- RAW RECORDS
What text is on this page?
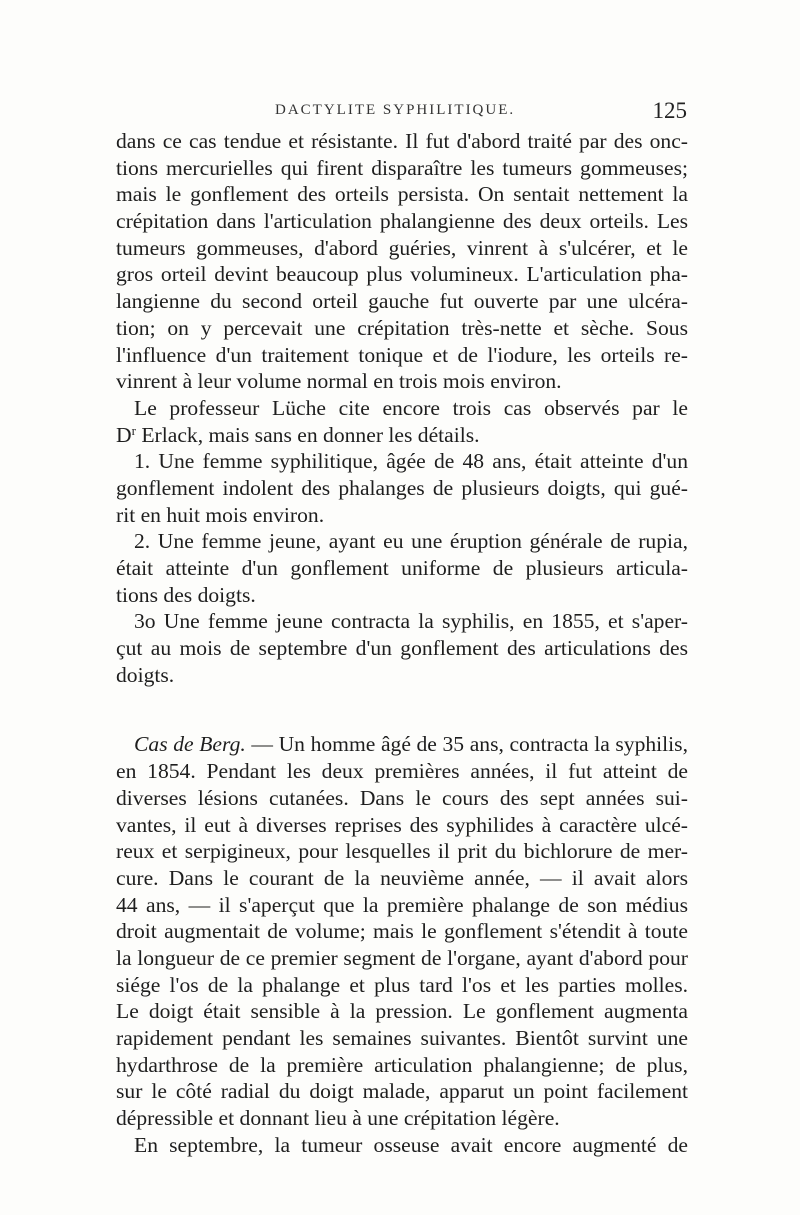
DACTYLITE SYPHILITIQUE.	125
dans ce cas tendue et résistante. Il fut d'abord traité par des onc-
tions mercurielles qui firent disparaître les tumeurs gommeuses;
mais le gonflement des orteils persista. On sentait nettement la
crépitation dans l'articulation phalangienne des deux orteils. Les
tumeurs gommeuses, d'abord guéries, vinrent à s'ulcérer, et le
gros orteil devint beaucoup plus volumineux. L'articulation pha-
langienne du second orteil gauche fut ouverte par une ulcéra-
tion; on y percevait une crépitation très-nette et sèche. Sous
l'influence d'un traitement tonique et de l'iodure, les orteils re-
vinrent à leur volume normal en trois mois environ.
Le professeur Lüche cite encore trois cas observés par le
$D^r$ Erlack, mais sans en donner les détails.
1. Une femme syphilitique, âgée de 48 ans, était atteinte d'un
gonflement indolent des phalanges de plusieurs doigts, qui gué-
rit en huit mois environ.
2. Une femme jeune, ayant eu une éruption générale de rupia,
était atteinte d'un gonflement uniforme de plusieurs articula-
tions des doigts.
3o Une femme jeune contracta la syphilis, en 1855, et s'aper-
çut au mois de septembre d'un gonflement des articulations des
doigts.
Cas de Berg. — Un homme âgé de 35 ans, contracta la syphilis,
en 1854. Pendant les deux premières années, il fut atteint de
diverses lésions cutanées. Dans le cours des sept années sui-
vantes, il eut à diverses reprises des syphilides à caractère ulcé-
reux et serpigineux, pour lesquelles il prit du bichlorure de mer-
cure. Dans le courant de la neuvième année, — il avait alors
44 ans, — il s'aperçut que la première phalange de son médius
droit augmentait de volume; mais le gonflement s'étendit à toute
la longueur de ce premier segment de l'organe, ayant d'abord pour
siége l'os de la phalange et plus tard l'os et les parties molles.
Le doigt était sensible à la pression. Le gonflement augmenta
rapidement pendant les semaines suivantes. Bientôt survint une
hydarthrose de la première articulation phalangienne; de plus,
sur le côté radial du doigt malade, apparut un point facilement
dépressible et donnant lieu à une crépitation légère.
En septembre, la tumeur osseuse avait encore augmenté de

- WORK TO DO
Tally the lines of the data that hold the string "vinrent". Answer with the number and nothing more.

- TASK ANSWER
2